[Dataset entries]
════════════════════
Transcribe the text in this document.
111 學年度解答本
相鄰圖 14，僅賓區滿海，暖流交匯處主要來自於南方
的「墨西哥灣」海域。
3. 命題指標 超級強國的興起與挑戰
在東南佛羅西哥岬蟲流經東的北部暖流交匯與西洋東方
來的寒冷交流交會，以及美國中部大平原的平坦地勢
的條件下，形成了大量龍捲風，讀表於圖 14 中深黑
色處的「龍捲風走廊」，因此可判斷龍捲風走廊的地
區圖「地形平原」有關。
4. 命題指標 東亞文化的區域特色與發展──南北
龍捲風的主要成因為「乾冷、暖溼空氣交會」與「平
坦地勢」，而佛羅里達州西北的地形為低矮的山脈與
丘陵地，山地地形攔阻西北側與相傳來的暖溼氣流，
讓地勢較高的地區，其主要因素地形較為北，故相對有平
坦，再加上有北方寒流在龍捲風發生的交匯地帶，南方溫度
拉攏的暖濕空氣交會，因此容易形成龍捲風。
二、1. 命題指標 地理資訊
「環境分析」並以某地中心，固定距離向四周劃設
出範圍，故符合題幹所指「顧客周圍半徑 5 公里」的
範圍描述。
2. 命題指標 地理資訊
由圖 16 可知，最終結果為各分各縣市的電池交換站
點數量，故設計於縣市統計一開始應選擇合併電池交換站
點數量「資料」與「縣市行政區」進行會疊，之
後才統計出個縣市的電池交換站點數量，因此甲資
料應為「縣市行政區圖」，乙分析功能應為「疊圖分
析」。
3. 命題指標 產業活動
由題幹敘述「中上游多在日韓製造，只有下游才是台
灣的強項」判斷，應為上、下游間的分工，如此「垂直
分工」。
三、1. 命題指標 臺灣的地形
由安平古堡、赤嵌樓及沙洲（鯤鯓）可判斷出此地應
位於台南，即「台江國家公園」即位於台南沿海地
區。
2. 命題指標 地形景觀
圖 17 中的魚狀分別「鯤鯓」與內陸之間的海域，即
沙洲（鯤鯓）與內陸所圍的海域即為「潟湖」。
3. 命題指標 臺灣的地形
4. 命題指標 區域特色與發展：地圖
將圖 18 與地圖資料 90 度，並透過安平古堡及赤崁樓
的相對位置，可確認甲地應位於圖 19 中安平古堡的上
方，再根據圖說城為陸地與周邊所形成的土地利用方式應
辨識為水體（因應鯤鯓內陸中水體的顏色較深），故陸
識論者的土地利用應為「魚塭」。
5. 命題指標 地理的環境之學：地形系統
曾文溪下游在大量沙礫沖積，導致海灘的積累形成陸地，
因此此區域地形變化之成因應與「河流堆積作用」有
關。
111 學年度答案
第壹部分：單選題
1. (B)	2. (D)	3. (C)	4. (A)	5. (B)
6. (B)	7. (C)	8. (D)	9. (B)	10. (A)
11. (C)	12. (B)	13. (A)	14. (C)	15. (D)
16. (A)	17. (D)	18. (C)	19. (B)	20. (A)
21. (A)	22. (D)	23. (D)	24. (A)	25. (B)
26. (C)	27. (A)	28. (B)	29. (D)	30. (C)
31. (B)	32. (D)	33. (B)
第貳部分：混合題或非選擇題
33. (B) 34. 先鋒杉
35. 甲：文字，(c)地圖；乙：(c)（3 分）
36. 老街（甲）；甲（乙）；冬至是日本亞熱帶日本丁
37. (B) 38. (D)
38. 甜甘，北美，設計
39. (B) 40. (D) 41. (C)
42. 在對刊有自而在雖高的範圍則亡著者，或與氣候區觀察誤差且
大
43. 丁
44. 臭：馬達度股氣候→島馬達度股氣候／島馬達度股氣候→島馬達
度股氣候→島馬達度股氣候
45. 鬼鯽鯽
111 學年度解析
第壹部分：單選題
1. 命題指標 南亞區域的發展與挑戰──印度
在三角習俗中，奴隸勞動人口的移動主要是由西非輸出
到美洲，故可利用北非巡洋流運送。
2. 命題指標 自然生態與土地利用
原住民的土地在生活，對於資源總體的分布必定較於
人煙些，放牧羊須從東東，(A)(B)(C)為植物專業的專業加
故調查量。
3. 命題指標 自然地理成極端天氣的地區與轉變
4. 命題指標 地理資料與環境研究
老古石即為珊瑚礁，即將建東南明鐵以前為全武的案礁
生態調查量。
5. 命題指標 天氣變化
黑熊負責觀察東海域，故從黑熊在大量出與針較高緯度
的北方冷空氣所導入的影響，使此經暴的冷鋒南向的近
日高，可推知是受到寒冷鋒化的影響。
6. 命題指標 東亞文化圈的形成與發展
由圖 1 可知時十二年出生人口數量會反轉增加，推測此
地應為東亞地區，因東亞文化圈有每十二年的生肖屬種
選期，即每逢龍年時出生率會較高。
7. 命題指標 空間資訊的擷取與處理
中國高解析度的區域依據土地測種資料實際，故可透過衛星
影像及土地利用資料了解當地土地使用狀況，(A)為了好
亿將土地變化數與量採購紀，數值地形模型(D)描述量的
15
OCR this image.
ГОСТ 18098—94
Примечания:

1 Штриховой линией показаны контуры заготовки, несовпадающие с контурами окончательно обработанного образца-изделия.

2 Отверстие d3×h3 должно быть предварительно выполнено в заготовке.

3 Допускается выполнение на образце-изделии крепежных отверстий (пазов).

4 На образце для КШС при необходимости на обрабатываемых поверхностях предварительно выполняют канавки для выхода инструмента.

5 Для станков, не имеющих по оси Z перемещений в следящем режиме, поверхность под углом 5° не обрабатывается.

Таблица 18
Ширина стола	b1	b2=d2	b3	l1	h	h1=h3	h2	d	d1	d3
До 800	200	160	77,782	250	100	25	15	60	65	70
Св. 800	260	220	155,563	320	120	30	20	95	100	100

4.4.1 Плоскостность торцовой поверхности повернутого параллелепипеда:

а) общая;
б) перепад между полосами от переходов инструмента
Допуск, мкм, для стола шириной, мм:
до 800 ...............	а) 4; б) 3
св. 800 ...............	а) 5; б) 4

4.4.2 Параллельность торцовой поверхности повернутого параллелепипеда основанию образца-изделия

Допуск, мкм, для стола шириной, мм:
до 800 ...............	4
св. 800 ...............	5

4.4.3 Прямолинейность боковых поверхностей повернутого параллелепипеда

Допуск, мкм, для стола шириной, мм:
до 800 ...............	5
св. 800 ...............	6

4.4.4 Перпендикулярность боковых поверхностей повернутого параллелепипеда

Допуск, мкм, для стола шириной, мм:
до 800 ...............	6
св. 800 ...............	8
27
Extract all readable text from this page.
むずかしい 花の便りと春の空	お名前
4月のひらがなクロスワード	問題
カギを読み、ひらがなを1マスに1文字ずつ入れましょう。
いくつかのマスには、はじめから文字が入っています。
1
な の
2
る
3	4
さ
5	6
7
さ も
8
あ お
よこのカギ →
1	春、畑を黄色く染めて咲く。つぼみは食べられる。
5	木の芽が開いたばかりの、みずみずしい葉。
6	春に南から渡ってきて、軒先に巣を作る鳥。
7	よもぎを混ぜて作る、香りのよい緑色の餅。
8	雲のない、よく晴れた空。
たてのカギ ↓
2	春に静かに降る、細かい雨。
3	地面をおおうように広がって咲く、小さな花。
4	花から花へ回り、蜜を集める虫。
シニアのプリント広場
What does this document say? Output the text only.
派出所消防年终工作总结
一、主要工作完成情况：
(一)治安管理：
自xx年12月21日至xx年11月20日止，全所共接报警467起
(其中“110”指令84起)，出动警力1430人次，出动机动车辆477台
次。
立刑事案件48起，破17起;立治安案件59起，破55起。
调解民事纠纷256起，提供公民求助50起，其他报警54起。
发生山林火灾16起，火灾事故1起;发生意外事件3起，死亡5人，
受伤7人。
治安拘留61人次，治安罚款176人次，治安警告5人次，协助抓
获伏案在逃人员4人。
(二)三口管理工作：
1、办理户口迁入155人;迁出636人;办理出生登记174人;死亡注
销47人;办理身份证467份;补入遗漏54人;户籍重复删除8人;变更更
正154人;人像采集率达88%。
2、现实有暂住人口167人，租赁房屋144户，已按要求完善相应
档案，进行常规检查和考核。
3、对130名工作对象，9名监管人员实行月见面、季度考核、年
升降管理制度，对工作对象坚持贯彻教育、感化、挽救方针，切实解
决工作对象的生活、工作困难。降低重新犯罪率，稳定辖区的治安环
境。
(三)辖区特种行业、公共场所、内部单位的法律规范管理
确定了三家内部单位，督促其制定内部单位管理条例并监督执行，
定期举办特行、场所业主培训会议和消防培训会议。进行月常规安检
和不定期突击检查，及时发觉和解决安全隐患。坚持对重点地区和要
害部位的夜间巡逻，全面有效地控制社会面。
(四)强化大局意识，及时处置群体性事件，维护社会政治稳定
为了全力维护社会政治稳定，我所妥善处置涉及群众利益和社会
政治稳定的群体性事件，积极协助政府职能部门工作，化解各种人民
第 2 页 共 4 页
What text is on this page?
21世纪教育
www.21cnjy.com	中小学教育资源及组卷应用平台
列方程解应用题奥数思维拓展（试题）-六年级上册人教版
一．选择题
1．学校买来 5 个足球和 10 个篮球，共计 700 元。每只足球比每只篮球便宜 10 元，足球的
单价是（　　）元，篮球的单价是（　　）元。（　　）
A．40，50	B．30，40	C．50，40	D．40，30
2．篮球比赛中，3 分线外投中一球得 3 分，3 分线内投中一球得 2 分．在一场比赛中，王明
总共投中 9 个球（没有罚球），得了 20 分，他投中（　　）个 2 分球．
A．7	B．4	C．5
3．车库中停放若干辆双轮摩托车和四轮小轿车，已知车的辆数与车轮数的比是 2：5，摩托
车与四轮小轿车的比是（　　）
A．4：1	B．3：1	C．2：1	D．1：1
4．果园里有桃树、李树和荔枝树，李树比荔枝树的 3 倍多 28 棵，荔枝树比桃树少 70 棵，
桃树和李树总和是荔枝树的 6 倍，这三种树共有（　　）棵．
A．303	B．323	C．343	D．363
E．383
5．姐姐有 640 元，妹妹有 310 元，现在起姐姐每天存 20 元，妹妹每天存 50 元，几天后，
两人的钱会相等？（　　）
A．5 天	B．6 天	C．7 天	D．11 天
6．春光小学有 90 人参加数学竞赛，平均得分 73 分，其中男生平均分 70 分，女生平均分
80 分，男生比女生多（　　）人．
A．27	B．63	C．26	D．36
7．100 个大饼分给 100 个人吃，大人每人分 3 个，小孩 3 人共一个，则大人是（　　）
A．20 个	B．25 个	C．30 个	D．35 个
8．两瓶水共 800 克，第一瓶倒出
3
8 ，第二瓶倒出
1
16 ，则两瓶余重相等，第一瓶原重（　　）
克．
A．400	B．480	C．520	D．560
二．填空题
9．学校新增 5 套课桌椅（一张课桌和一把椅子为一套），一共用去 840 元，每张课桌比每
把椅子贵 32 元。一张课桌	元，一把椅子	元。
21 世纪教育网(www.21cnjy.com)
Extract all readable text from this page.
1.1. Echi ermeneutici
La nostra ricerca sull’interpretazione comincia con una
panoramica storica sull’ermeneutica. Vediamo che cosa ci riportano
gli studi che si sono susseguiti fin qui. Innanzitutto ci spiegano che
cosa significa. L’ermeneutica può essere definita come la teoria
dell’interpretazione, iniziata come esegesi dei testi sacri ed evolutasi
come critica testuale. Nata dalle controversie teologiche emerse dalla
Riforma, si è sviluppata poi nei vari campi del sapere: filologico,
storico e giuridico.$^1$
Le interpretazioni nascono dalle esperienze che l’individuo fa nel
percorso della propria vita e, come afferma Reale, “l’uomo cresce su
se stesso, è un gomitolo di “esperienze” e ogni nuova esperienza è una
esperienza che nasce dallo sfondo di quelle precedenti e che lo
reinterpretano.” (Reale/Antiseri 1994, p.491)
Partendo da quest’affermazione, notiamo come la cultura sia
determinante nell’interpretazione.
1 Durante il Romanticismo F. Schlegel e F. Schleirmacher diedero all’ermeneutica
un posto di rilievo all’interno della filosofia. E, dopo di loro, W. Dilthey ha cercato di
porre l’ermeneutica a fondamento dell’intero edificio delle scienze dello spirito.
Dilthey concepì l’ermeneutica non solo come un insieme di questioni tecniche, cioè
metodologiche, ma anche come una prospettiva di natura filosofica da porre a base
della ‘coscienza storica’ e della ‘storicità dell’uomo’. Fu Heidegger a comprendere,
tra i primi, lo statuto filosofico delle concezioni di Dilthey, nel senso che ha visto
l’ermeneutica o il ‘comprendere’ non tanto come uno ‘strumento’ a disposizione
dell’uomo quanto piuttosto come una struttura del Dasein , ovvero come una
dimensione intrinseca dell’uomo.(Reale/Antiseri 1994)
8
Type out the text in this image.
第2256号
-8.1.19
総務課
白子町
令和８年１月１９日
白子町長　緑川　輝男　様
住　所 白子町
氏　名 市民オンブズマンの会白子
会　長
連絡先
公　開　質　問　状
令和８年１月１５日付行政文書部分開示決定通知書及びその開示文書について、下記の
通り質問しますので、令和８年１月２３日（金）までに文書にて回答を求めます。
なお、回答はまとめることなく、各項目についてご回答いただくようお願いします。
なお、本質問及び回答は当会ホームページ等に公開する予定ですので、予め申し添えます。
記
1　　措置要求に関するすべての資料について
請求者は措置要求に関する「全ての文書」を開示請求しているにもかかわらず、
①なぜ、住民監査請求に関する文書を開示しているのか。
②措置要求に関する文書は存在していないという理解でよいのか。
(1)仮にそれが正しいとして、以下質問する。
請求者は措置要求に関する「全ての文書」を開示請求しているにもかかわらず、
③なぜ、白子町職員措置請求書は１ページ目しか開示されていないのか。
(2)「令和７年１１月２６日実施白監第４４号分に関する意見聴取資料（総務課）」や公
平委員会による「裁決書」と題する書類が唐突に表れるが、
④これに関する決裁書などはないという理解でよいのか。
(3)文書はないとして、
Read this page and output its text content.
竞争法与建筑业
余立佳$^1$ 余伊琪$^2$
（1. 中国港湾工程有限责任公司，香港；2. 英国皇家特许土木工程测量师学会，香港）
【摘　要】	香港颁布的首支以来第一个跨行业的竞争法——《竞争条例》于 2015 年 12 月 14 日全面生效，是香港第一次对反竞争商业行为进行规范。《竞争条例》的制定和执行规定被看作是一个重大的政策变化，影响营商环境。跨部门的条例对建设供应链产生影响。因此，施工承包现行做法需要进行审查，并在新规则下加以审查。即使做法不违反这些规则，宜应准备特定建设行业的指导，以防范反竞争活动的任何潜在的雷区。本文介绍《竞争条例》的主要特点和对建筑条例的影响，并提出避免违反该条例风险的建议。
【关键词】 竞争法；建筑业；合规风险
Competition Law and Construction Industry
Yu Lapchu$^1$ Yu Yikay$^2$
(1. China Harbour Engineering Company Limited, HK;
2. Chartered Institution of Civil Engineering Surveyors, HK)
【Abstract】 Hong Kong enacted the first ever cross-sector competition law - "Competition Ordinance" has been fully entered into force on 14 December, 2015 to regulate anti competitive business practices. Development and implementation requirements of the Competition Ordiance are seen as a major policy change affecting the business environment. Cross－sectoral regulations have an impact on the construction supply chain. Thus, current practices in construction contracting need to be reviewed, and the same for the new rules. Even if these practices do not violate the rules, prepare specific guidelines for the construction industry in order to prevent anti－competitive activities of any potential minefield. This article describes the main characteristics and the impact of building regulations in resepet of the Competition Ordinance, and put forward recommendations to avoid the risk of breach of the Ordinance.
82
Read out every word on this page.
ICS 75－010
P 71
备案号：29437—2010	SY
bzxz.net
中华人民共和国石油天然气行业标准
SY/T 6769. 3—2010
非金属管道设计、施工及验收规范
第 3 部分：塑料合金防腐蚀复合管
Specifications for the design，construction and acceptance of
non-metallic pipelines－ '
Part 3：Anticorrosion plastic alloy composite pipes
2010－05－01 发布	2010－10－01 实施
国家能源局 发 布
════════════════════
STATED TASK:
Your answer should consist only of the lines from the one with "Read out every word on this page." through the end of the data above, reproduced exactly.

WORKED ANSWER:
Read out every word on this page.
ICS 75－010
P 71
备案号：29437—2010	SY
bzxz.net
中华人民共和国石油天然气行业标准
SY/T 6769. 3—2010
非金属管道设计、施工及验收规范
第 3 部分：塑料合金防腐蚀复合管
Specifications for the design，construction and acceptance of
non-metallic pipelines－ '
Part 3：Anticorrosion plastic alloy composite pipes
2010－05－01 发布	2010－10－01 实施
国家能源局 发 布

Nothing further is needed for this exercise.